Figure dataset records:
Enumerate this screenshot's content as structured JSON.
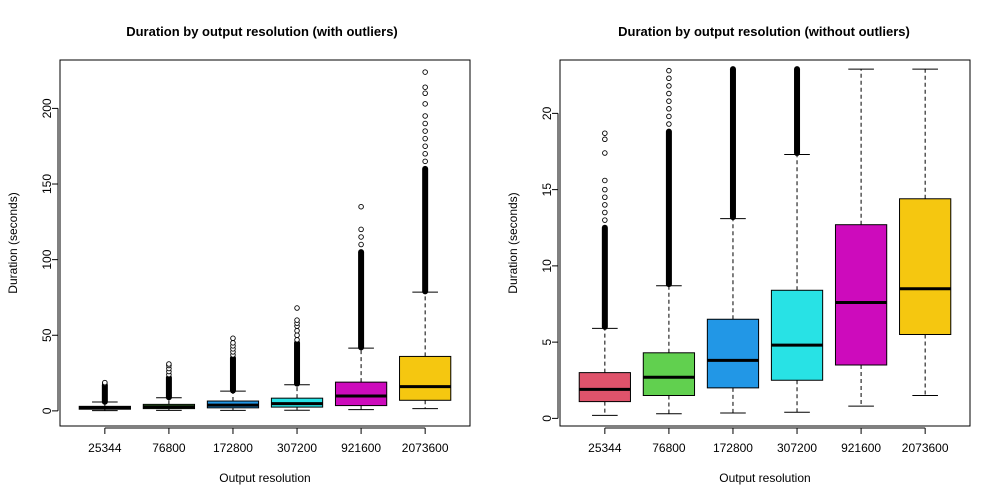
{
  "chart_data": [
    {
      "type": "box",
      "title": "Duration by output resolution (with outliers)",
      "xlabel": "Output resolution",
      "ylabel": "Duration (seconds)",
      "ylim": [
        -10,
        232
      ],
      "yticks": [
        0,
        50,
        100,
        150,
        200
      ],
      "grid": false,
      "categories": [
        "25344",
        "76800",
        "172800",
        "307200",
        "921600",
        "2073600"
      ],
      "colors": [
        "#DF536B",
        "#61D04F",
        "#2297E6",
        "#28E2E5",
        "#CD0BBC",
        "#F5C710"
      ],
      "boxes": [
        {
          "whisker_low": 0.2,
          "q1": 1.1,
          "median": 1.9,
          "q3": 3.0,
          "whisker_high": 5.9,
          "outlier_band": [
            6,
            17
          ],
          "outliers_sparse": [
            18.2,
            18.7
          ]
        },
        {
          "whisker_low": 0.3,
          "q1": 1.5,
          "median": 2.7,
          "q3": 4.3,
          "whisker_high": 8.7,
          "outlier_band": [
            9,
            22
          ],
          "outliers_sparse": [
            24,
            26,
            28,
            30,
            31
          ]
        },
        {
          "whisker_low": 0.35,
          "q1": 2.0,
          "median": 3.8,
          "q3": 6.5,
          "whisker_high": 13.1,
          "outlier_band": [
            13.5,
            35
          ],
          "outliers_sparse": [
            37,
            39,
            41,
            43,
            45,
            48
          ]
        },
        {
          "whisker_low": 0.4,
          "q1": 2.5,
          "median": 4.8,
          "q3": 8.4,
          "whisker_high": 17.3,
          "outlier_band": [
            18,
            45
          ],
          "outliers_sparse": [
            47,
            50,
            53,
            56,
            58,
            60,
            68
          ]
        },
        {
          "whisker_low": 0.8,
          "q1": 3.5,
          "median": 9.8,
          "q3": 19.0,
          "whisker_high": 41.5,
          "outlier_band": [
            42,
            105
          ],
          "outliers_sparse": [
            110,
            115,
            120,
            135
          ]
        },
        {
          "whisker_low": 1.5,
          "q1": 7.0,
          "median": 16.0,
          "q3": 36.0,
          "whisker_high": 78.5,
          "outlier_band": [
            79,
            160
          ],
          "outliers_sparse": [
            165,
            170,
            175,
            180,
            185,
            190,
            195,
            203,
            210,
            214,
            224
          ]
        }
      ]
    },
    {
      "type": "box",
      "title": "Duration by output resolution (without outliers)",
      "xlabel": "Output resolution",
      "ylabel": "Duration (seconds)",
      "ylim": [
        -0.5,
        23.5
      ],
      "yticks": [
        0,
        5,
        10,
        15,
        20
      ],
      "grid": false,
      "categories": [
        "25344",
        "76800",
        "172800",
        "307200",
        "921600",
        "2073600"
      ],
      "colors": [
        "#DF536B",
        "#61D04F",
        "#2297E6",
        "#28E2E5",
        "#CD0BBC",
        "#F5C710"
      ],
      "boxes": [
        {
          "whisker_low": 0.2,
          "q1": 1.1,
          "median": 1.9,
          "q3": 3.0,
          "whisker_high": 5.9,
          "outlier_band": [
            6.0,
            12.5
          ],
          "outliers_sparse": [
            13.0,
            13.5,
            14.0,
            14.5,
            15.0,
            15.6,
            17.4,
            18.3,
            18.7
          ]
        },
        {
          "whisker_low": 0.3,
          "q1": 1.5,
          "median": 2.7,
          "q3": 4.3,
          "whisker_high": 8.7,
          "outlier_band": [
            8.8,
            18.8
          ],
          "outliers_sparse": [
            19.3,
            19.8,
            20.3,
            20.8,
            21.3,
            21.8,
            22.3,
            22.8
          ]
        },
        {
          "whisker_low": 0.35,
          "q1": 2.0,
          "median": 3.8,
          "q3": 6.5,
          "whisker_high": 13.1,
          "outlier_band": [
            13.2,
            22.9
          ],
          "outliers_sparse": []
        },
        {
          "whisker_low": 0.4,
          "q1": 2.5,
          "median": 4.8,
          "q3": 8.4,
          "whisker_high": 17.3,
          "outlier_band": [
            17.4,
            22.9
          ],
          "outliers_sparse": []
        },
        {
          "whisker_low": 0.8,
          "q1": 3.5,
          "median": 7.6,
          "q3": 12.7,
          "whisker_high": 22.9,
          "outlier_band": null,
          "outliers_sparse": []
        },
        {
          "whisker_low": 1.5,
          "q1": 5.5,
          "median": 8.5,
          "q3": 14.4,
          "whisker_high": 22.9,
          "outlier_band": null,
          "outliers_sparse": []
        }
      ]
    }
  ]
}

* PROBLEM REQUIREMENTS *
Scan the listing above for the word "Duration" and show each line where it is found.

* COMPLETED EXERCISE *
      "title": "Duration by output resolution (with outliers)",
      "ylabel": "Duration (seconds)",
      "title": "Duration by output resolution (without outliers)",
      "ylabel": "Duration (seconds)",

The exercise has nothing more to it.